On March 7, 2015, the fiftieth anniversary of “Bloody Sunday,” President Barack Obama stood at the Edmund Pettis Bridge in Selma, Alabama, and said:
Fifty years from “Bloody Sunday” our march is not yet finished. But we are getting closer.
On June 23, 2003, Associate Justice Sandra O’Connor wrote, in the majority opinion in Grutter v Bollinger:
It has been 25 years since Justice Powell first approved the use of race to further an interest in student body diversity in the context of public higher education. Since that time, the number of minority applicants with high grades and test scores has indeed increased. We expect that 25 years from now, the use of racial preferences will no longer be necessary to further the interest approved today.
That was 12½ years ago; the 25 years Justice O’Connor specified is half up. For the majority of that 12½ years, the United States has had an African-American President, a man who won two elections; it would seem as though the voting rights sought by the marchers in Selma had not only been secured, but have had a powerful impact.1 The obvious question has to be: have the problems of black Americans been addressed, mostly under a (half) black President, successfully enough in the last 12½ years, for us to have any confidence that the 25 year time frame the Supreme Court said should be sufficient will actually have solved the problems? Or have blacks in America made so little — if any — progress in the last 12½ years as to make the Court’s willingness to set aside the plain words of the Constitution as to mean that we might as well actually obey the Constitution than be willing to set it aside to achieve some noble gain?
In spite of all of the action that the government has taken, from passing anti-discrimination laws which included making private businesses “public accommodations,” in spite of Affirmative Action programs which metastasized from the original intention of being programs in which schools and employers had an outreach program to notify members of minority communities that opportunities for applications existed to outright quota systems,2 the impact of such programs has been virtually zero.
Nor have the various programs have had any impact on the disparity between the income of blacks and whites. However, the chart also shows that another minority group, Asian-Americans, have higher incomes than do whites. As we have documented previously, Asian-Americans are actually being discriminated against in collegiate admissions, yet they are outperforming all other groups in economic success.
Can we do something really radical like tell the truth here? For whatever reasons exist, none of the many government programs and interventions have made any appreciable impact on the disparity between the races in either educational performance or economic results. Under Democratic and Republican Presidents alike, whether the Congress was controlled by Republicans or Democrats,3 it just didn’t matter: nothing changed in the economic relationships between blacks and whites, or really between any of the racial/ethnic groups measured.

• Stated problem:
According to the essay on racial preferences, on what date did Justice O'Connor write the majority opinion in Grutter v Bollinger? The lines after this point come from a different source than the essay.

• Provided material:
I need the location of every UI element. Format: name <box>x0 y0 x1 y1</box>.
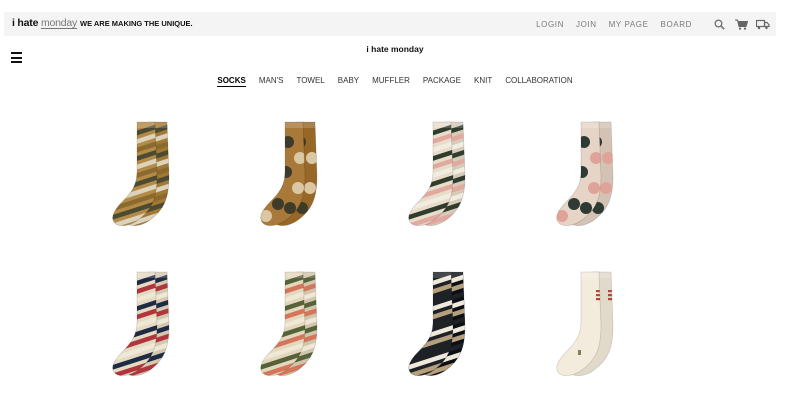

• Task answer:
June 23, 2003